- **WHAT YOU WILL DO**
Pull out each line of the records holding the string "name".

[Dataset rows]
^^^^^^^^
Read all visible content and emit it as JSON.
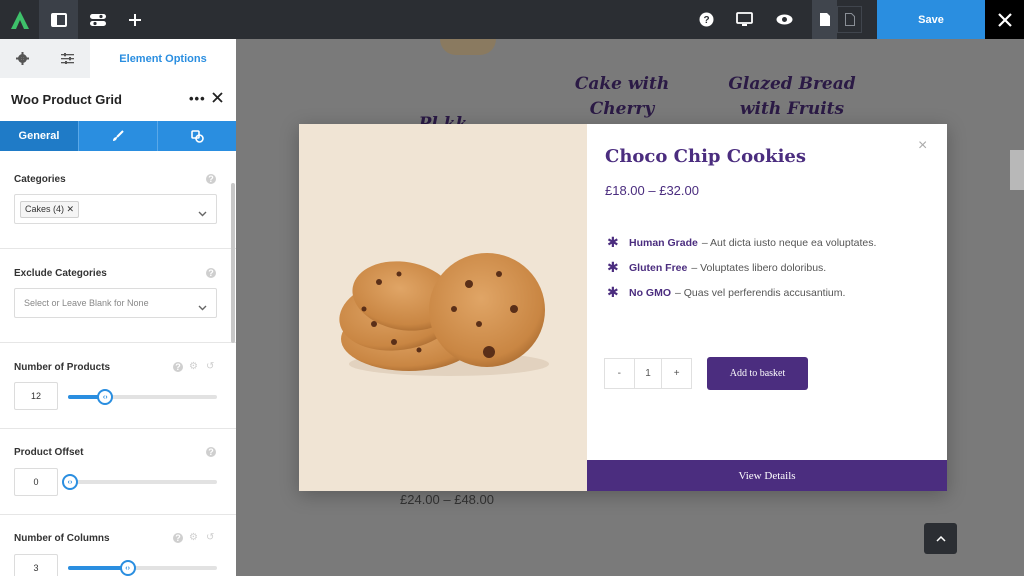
{
  "toolbar": {
    "save_label": "Save"
  },
  "panel": {
    "tab_options_label": "Element Options",
    "title": "Woo Product Grid",
    "dots": "•••",
    "subtabs": {
      "general": "General"
    },
    "categories": {
      "label": "Categories",
      "chip": "Cakes (4) ✕"
    },
    "exclude_categories": {
      "label": "Exclude Categories",
      "placeholder": "Select or Leave Blank for None"
    },
    "number_of_products": {
      "label": "Number of Products",
      "value": "12",
      "slider_fraction": 0.25
    },
    "product_offset": {
      "label": "Product Offset",
      "value": "0",
      "slider_fraction": 0.0
    },
    "number_of_columns": {
      "label": "Number of Columns",
      "value": "3",
      "slider_fraction": 0.4
    }
  },
  "background": {
    "cake_title_1": "Cake with Cherry",
    "cake_title_2": "Glazed Bread with Fruits",
    "partial_title": "Pl   kk",
    "price": "£24.00 – £48.00"
  },
  "modal": {
    "close": "×",
    "title": "Choco Chip Cookies",
    "price": "£18.00 – £32.00",
    "features": [
      {
        "name": "Human Grade",
        "text": "– Aut dicta iusto neque ea voluptates."
      },
      {
        "name": "Gluten Free",
        "text": "– Voluptates libero doloribus."
      },
      {
        "name": "No GMO",
        "text": "– Quas vel perferendis accusantium."
      }
    ],
    "qty_minus": "-",
    "qty_value": "1",
    "qty_plus": "+",
    "add_button": "Add to basket",
    "view_details": "View Details"
  },
  "colors": {
    "accent_blue": "#2a8ee0",
    "brand_purple": "#4b2d7f",
    "topbar": "#2b2e33"
  }
}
^^^^^^^^
- **RESPONSE FOR THIS EXERCISE**
        "name": "Human Grade",
        "name": "Gluten Free",
        "name": "No GMO",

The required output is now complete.